↓

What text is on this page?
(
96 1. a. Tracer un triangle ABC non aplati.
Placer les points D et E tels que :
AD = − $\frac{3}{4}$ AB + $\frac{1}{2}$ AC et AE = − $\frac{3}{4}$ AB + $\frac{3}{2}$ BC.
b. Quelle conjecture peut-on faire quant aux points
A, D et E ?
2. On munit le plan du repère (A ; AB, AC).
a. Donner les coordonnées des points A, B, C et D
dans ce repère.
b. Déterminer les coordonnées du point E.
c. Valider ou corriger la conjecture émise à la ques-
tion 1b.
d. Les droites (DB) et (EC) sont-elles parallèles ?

↑

Only lines with the word "repère" are wanted, so copy each one from the records.

2. On munit le plan du repère (A ; AB, AC).
dans ce repère.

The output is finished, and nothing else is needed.